◆ **WHAT IS ASKED**: Extract every line that includes the string "peak".

------------------------------------------------------------------------

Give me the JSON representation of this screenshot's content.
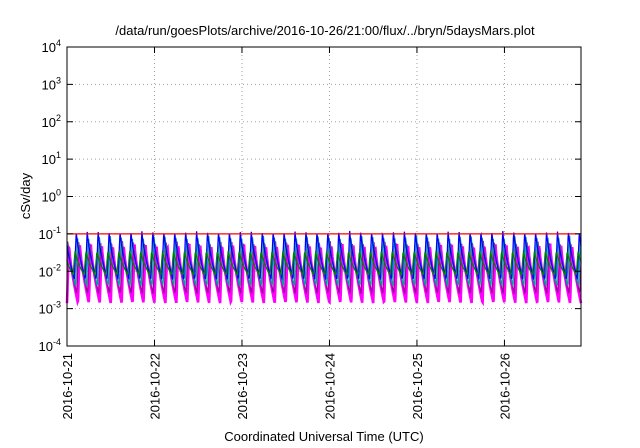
{
  "chart_data": {
    "type": "line",
    "title": "/data/run/goesPlots/archive/2016-10-26/21:00/flux/../bryn/5daysMars.plot",
    "xlabel": "Coordinated Universal Time (UTC)",
    "ylabel": "cSv/day",
    "yscale": "log",
    "ylim": [
      0.0001,
      10000
    ],
    "y_ticks": [
      {
        "base": "10",
        "exp": "-4"
      },
      {
        "base": "10",
        "exp": "-3"
      },
      {
        "base": "10",
        "exp": "-2"
      },
      {
        "base": "10",
        "exp": "-1"
      },
      {
        "base": "10",
        "exp": "0"
      },
      {
        "base": "10",
        "exp": "1"
      },
      {
        "base": "10",
        "exp": "2"
      },
      {
        "base": "10",
        "exp": "3"
      },
      {
        "base": "10",
        "exp": "4"
      }
    ],
    "xlim": [
      "2016-10-21",
      "2016-10-26 21:00"
    ],
    "x_ticks": [
      "2016-10-21",
      "2016-10-22",
      "2016-10-23",
      "2016-10-24",
      "2016-10-25",
      "2016-10-26"
    ],
    "grid": true,
    "cycles_per_day": 8,
    "series": [
      {
        "color": "#ff00ff",
        "peak": 0.055,
        "trough": 0.0014
      },
      {
        "color": "#a000a0",
        "peak": 0.065,
        "trough": 0.0025
      },
      {
        "color": "#00a0a0",
        "peak": 0.09,
        "trough": 0.004
      },
      {
        "color": "#0000ff",
        "peak": 0.12,
        "trough": 0.006
      },
      {
        "color": "#008000",
        "peak": 0.035,
        "trough": 0.008
      },
      {
        "color": "#ff0000",
        "peak": 0.1,
        "trough": 0.1
      }
    ]
  }
}
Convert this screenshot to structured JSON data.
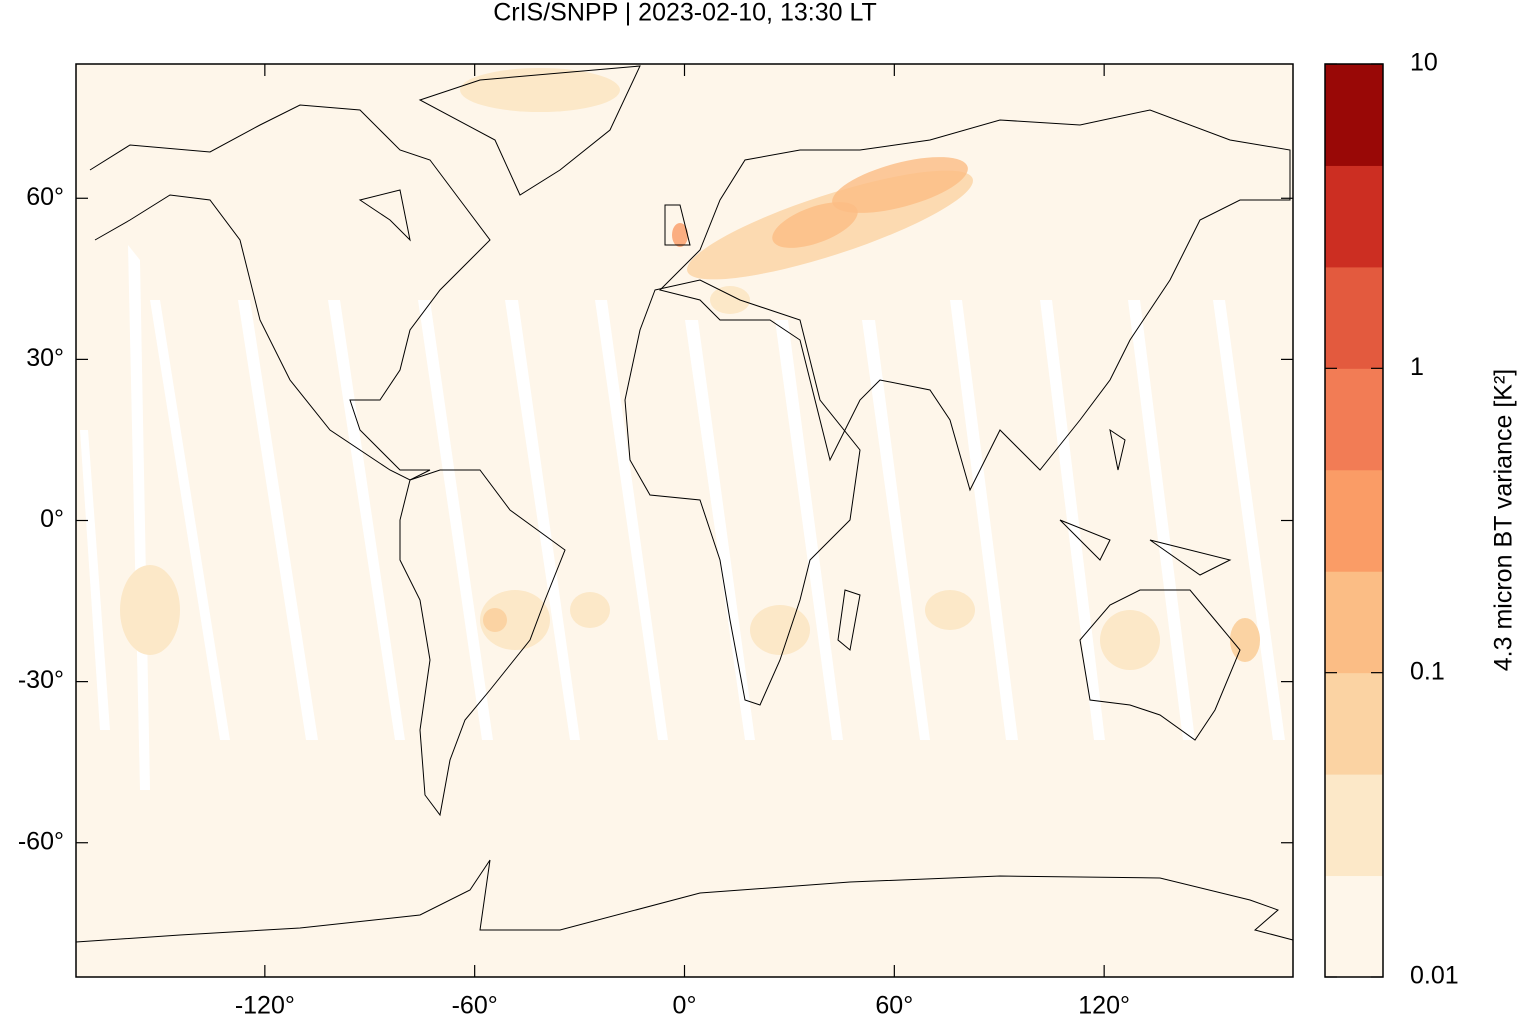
{
  "chart_data": {
    "type": "map",
    "title": "CrIS/SNPP | 2023-02-10, 13:30 LT",
    "xlim": [
      -174,
      174
    ],
    "ylim": [
      -85,
      85
    ],
    "xticks": [
      {
        "value": -120,
        "label": "-120°"
      },
      {
        "value": -60,
        "label": "-60°"
      },
      {
        "value": 0,
        "label": "0°"
      },
      {
        "value": 60,
        "label": "60°"
      },
      {
        "value": 120,
        "label": "120°"
      }
    ],
    "yticks": [
      {
        "value": -60,
        "label": "-60°"
      },
      {
        "value": -30,
        "label": "-30°"
      },
      {
        "value": 0,
        "label": "0°"
      },
      {
        "value": 30,
        "label": "30°"
      },
      {
        "value": 60,
        "label": "60°"
      }
    ],
    "colorbar": {
      "label": "4.3 micron BT variance [K²]",
      "log": true,
      "lim": [
        0.01,
        10
      ],
      "ticks": [
        0.01,
        0.1,
        1,
        10
      ],
      "colors": [
        "#fef6ea",
        "#fce8c8",
        "#fbd3a3",
        "#fbbd85",
        "#fa9c66",
        "#f27c55",
        "#e35a3e",
        "#cc2e22",
        "#990806"
      ]
    }
  }
}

------------------------------------------------------------------------

◆ **WRITTEN RESPONSE**:
        "peak": 0.055,
        "peak": 0.065,
        "peak": 0.09,
        "peak": 0.12,
        "peak": 0.035,
        "peak": 0.1,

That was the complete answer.